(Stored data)

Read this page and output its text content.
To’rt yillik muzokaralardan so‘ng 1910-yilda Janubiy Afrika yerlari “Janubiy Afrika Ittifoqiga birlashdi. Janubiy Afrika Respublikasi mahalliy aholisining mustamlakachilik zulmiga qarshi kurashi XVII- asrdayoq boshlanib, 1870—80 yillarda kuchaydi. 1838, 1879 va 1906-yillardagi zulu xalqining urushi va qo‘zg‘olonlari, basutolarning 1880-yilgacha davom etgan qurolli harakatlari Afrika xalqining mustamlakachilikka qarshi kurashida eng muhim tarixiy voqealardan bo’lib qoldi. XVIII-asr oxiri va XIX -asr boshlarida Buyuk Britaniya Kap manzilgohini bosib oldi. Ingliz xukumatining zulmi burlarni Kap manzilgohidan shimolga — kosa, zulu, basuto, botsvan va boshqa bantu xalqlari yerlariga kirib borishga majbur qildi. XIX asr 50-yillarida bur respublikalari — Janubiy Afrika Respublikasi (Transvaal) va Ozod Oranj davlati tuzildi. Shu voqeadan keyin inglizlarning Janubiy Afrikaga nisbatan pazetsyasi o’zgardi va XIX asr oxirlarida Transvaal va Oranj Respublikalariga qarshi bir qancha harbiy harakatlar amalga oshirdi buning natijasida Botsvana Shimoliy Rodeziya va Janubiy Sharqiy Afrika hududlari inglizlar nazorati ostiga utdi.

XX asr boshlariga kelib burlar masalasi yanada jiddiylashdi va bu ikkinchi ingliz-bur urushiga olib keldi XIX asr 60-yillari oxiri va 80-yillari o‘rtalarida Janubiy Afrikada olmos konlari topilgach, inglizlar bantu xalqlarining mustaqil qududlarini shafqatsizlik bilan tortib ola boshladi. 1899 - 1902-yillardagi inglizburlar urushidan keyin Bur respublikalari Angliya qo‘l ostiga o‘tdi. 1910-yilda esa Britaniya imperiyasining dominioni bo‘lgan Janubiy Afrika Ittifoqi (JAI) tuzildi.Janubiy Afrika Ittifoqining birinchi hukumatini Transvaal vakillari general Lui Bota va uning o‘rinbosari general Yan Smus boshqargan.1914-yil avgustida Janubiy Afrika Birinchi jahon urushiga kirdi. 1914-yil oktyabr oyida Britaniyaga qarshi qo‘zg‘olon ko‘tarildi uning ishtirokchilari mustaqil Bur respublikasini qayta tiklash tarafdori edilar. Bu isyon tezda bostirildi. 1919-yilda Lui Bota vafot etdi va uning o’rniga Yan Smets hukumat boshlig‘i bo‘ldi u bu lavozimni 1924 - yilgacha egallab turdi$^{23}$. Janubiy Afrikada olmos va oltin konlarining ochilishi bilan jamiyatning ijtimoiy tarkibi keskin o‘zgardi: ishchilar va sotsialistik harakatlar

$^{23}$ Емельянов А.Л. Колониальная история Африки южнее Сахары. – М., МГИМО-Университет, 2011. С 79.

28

### Goal:
Print every entry exactly as it appears.

### Completed exercise:
Read this page and output its text content.
To’rt yillik muzokaralardan so‘ng 1910-yilda Janubiy Afrika yerlari “Janubiy Afrika Ittifoqiga birlashdi. Janubiy Afrika Respublikasi mahalliy aholisining mustamlakachilik zulmiga qarshi kurashi XVII- asrdayoq boshlanib, 1870—80 yillarda kuchaydi. 1838, 1879 va 1906-yillardagi zulu xalqining urushi va qo‘zg‘olonlari, basutolarning 1880-yilgacha davom etgan qurolli harakatlari Afrika xalqining mustamlakachilikka qarshi kurashida eng muhim tarixiy voqealardan bo’lib qoldi. XVIII-asr oxiri va XIX -asr boshlarida Buyuk Britaniya Kap manzilgohini bosib oldi. Ingliz xukumatining zulmi burlarni Kap manzilgohidan shimolga — kosa, zulu, basuto, botsvan va boshqa bantu xalqlari yerlariga kirib borishga majbur qildi. XIX asr 50-yillarida bur respublikalari — Janubiy Afrika Respublikasi (Transvaal) va Ozod Oranj davlati tuzildi. Shu voqeadan keyin inglizlarning Janubiy Afrikaga nisbatan pazetsyasi o’zgardi va XIX asr oxirlarida Transvaal va Oranj Respublikalariga qarshi bir qancha harbiy harakatlar amalga oshirdi buning natijasida Botsvana Shimoliy Rodeziya va Janubiy Sharqiy Afrika hududlari inglizlar nazorati ostiga utdi.

XX asr boshlariga kelib burlar masalasi yanada jiddiylashdi va bu ikkinchi ingliz-bur urushiga olib keldi XIX asr 60-yillari oxiri va 80-yillari o‘rtalarida Janubiy Afrikada olmos konlari topilgach, inglizlar bantu xalqlarining mustaqil qududlarini shafqatsizlik bilan tortib ola boshladi. 1899 - 1902-yillardagi inglizburlar urushidan keyin Bur respublikalari Angliya qo‘l ostiga o‘tdi. 1910-yilda esa Britaniya imperiyasining dominioni bo‘lgan Janubiy Afrika Ittifoqi (JAI) tuzildi.Janubiy Afrika Ittifoqining birinchi hukumatini Transvaal vakillari general Lui Bota va uning o‘rinbosari general Yan Smus boshqargan.1914-yil avgustida Janubiy Afrika Birinchi jahon urushiga kirdi. 1914-yil oktyabr oyida Britaniyaga qarshi qo‘zg‘olon ko‘tarildi uning ishtirokchilari mustaqil Bur respublikasini qayta tiklash tarafdori edilar. Bu isyon tezda bostirildi. 1919-yilda Lui Bota vafot etdi va uning o’rniga Yan Smets hukumat boshlig‘i bo‘ldi u bu lavozimni 1924 - yilgacha egallab turdi$^{23}$. Janubiy Afrikada olmos va oltin konlarining ochilishi bilan jamiyatning ijtimoiy tarkibi keskin o‘zgardi: ishchilar va sotsialistik harakatlar

$^{23}$ Емельянов А.Л. Колониальная история Африки южнее Сахары. – М., МГИМО-Университет, 2011. С 79.

28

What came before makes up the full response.